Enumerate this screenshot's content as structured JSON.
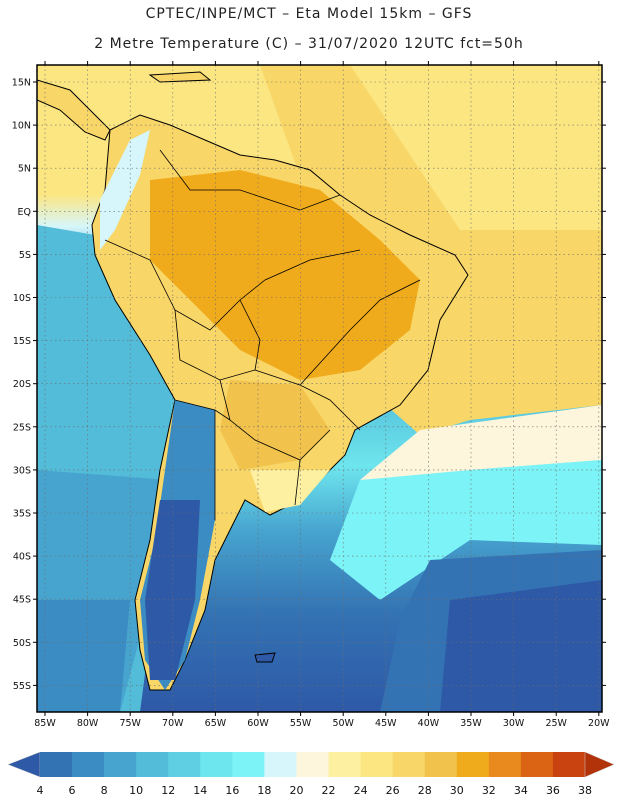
{
  "header": {
    "line1": "CPTEC/INPE/MCT –  Eta Model 15km – GFS",
    "line2": "2 Metre Temperature (C) – 31/07/2020 12UTC fct=50h"
  },
  "map": {
    "lat_labels": [
      "15N",
      "10N",
      "5N",
      "EQ",
      "5S",
      "10S",
      "15S",
      "20S",
      "25S",
      "30S",
      "35S",
      "40S",
      "45S",
      "50S",
      "55S"
    ],
    "lon_labels": [
      "85W",
      "80W",
      "75W",
      "70W",
      "65W",
      "60W",
      "55W",
      "50W",
      "45W",
      "40W",
      "35W",
      "30W",
      "25W",
      "20W"
    ]
  },
  "legend": {
    "values": [
      "4",
      "6",
      "8",
      "10",
      "12",
      "14",
      "16",
      "18",
      "20",
      "22",
      "24",
      "26",
      "28",
      "30",
      "32",
      "34",
      "36",
      "38"
    ],
    "colors": [
      "#2e59a7",
      "#3372b3",
      "#3b8cc2",
      "#47a4cf",
      "#53bcd9",
      "#5fd0e4",
      "#6ee6ee",
      "#7cf4f7",
      "#d6f6fb",
      "#fdf5dc",
      "#fdf0a0",
      "#fce682",
      "#f8d668",
      "#f1c24c",
      "#f0ab1c",
      "#e88a1e",
      "#db6314",
      "#c94310",
      "#b2330a"
    ]
  }
}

● **Requirement**: The records above need to be given again exactly. Omit the pictures.

● **Task output**:
Enumerate this screenshot's content as structured JSON.
{
  "header": {
    "line1": "CPTEC/INPE/MCT –  Eta Model 15km – GFS",
    "line2": "2 Metre Temperature (C) – 31/07/2020 12UTC fct=50h"
  },
  "map": {
    "lat_labels": [
      "15N",
      "10N",
      "5N",
      "EQ",
      "5S",
      "10S",
      "15S",
      "20S",
      "25S",
      "30S",
      "35S",
      "40S",
      "45S",
      "50S",
      "55S"
    ],
    "lon_labels": [
      "85W",
      "80W",
      "75W",
      "70W",
      "65W",
      "60W",
      "55W",
      "50W",
      "45W",
      "40W",
      "35W",
      "30W",
      "25W",
      "20W"
    ]
  },
  "legend": {
    "values": [
      "4",
      "6",
      "8",
      "10",
      "12",
      "14",
      "16",
      "18",
      "20",
      "22",
      "24",
      "26",
      "28",
      "30",
      "32",
      "34",
      "36",
      "38"
    ],
    "colors": [
      "#2e59a7",
      "#3372b3",
      "#3b8cc2",
      "#47a4cf",
      "#53bcd9",
      "#5fd0e4",
      "#6ee6ee",
      "#7cf4f7",
      "#d6f6fb",
      "#fdf5dc",
      "#fdf0a0",
      "#fce682",
      "#f8d668",
      "#f1c24c",
      "#f0ab1c",
      "#e88a1e",
      "#db6314",
      "#c94310",
      "#b2330a"
    ]
  }
}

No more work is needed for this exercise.